• [Fragmento]:
######

Columnista:
Julián Escobar Ávila
La explotación laboral es una práctica económica que sigue arrebatando la vida y la esperanza de millones de trabajadores alrededor del mundo. Tanto en fábricas como en restaurantes, domicilios, factorías o, incluso detrás de un teléfono o un ordenador, el trabajador o la trabajadora sigue siendo parte integral de un sistema de disciplinamiento y, expropiación del tiempo de vida, que se asemeja a la forma de la esclavitud.
La lógica jurídica y económica es simple; extender las horas laborales para abaratar los costos de mantenimiento del trabajador y potencializar la ganancia del patrón, a lo que Marx conceptualizaría como /plusvalía relativa/ [1].
Este fenómeno es crudo, lo sé, y quizás muchos de ustedes lo experimentan día a día. Vivir para trabajar en una situación tan desesperada es desalentador. También la inflación alrededor del mundo sigue a galope y la única alternativa es trabajar esclavizados o morir en el intento.
Sin embargo, se afirma que la explotación laboral se da de la misma forma en todos los países y, que no importa la escala de explotación, pues el trabajador en todo el mundo sigue siendo la víctima de la avaricia capitalista; pero hay que decir también que, en los países mal llamados del “primer mundo”, los trabajadores indocumentados son más vulnerables que los trabajadores locales.
Negros, mestizos, criollos e indígenas —provenientes del sur global— sufren en carne propia la nueva forma de esclavitud que se produce bajo el amparo jurídico de los países más “desarrollados”.
Por eso con esta crónica quiero poner al desnudo la realidad de dos salvadoreños y un colombiano indocumentados y explotados laboralmente en Bruselas, para poder hilvanar inquietudes sobre la realidad laboral de los inmigrantes y el aprovechamiento de sus condiciones como el método más nefasto de acumulación de riquezas.

######

• [Datos recopilados]:

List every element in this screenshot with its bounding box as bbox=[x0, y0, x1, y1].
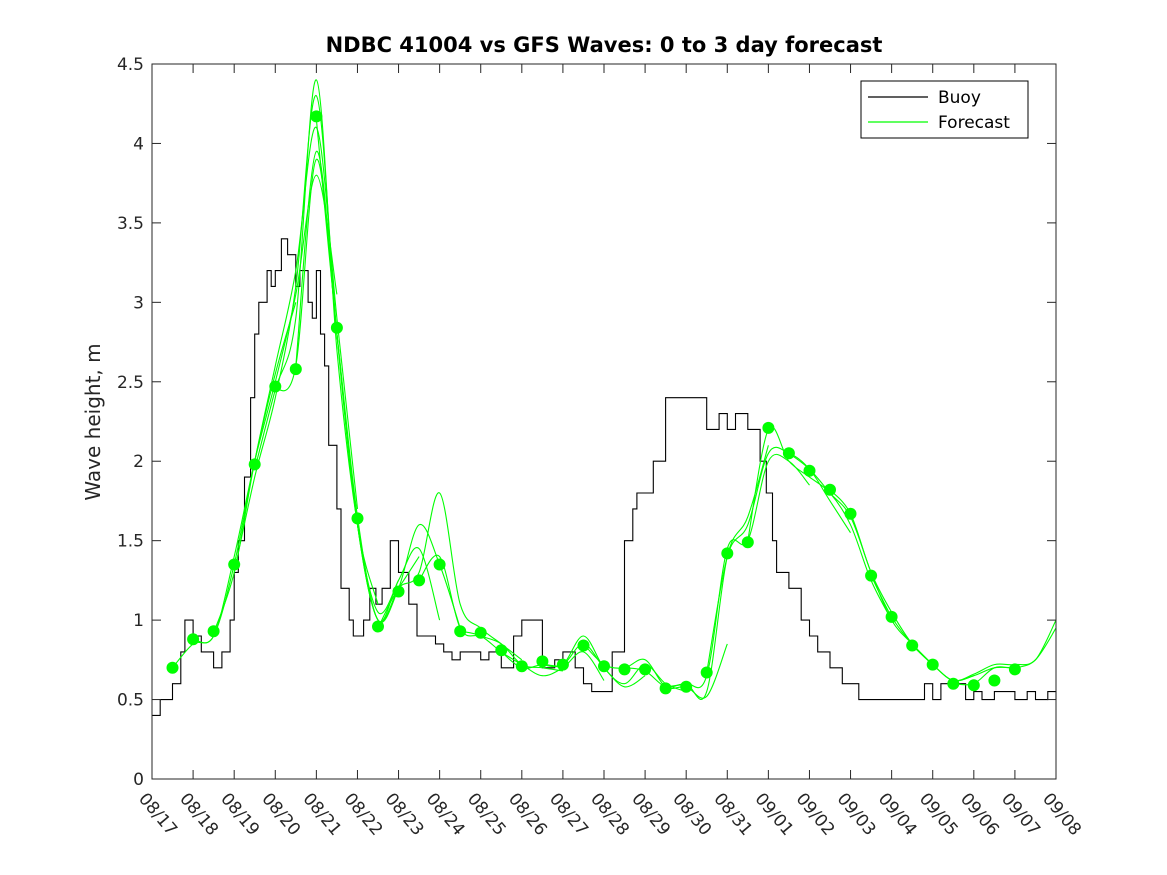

######

• [Reto 1]:
Según el fragmento, ¿de dónde son los trabajadores indocumentados cuya realidad muestra la crónica, y en qué ciudad trabajan?
• [Reto 2]:
Repite tal cual la parte del fragmento que empieza con "La lógica jurídica" y sigue hasta "en el intento.".

• [Respuesta del ejercicio 1]:
Son dos salvadoreños y un colombiano que trabajan en Bruselas.

• [Respuesta del ejercicio 2]:
La lógica jurídica y económica es simple; extender las horas laborales para abaratar los costos de mantenimiento del trabajador y potencializar la ganancia del patrón, a lo que Marx conceptualizaría como /plusvalía relativa/ [1].
Este fenómeno es crudo, lo sé, y quizás muchos de ustedes lo experimentan día a día. Vivir para trabajar en una situación tan desesperada es desalentador. También la inflación alrededor del mundo sigue a galope y la única alternativa es trabajar esclavizados o morir en el intento.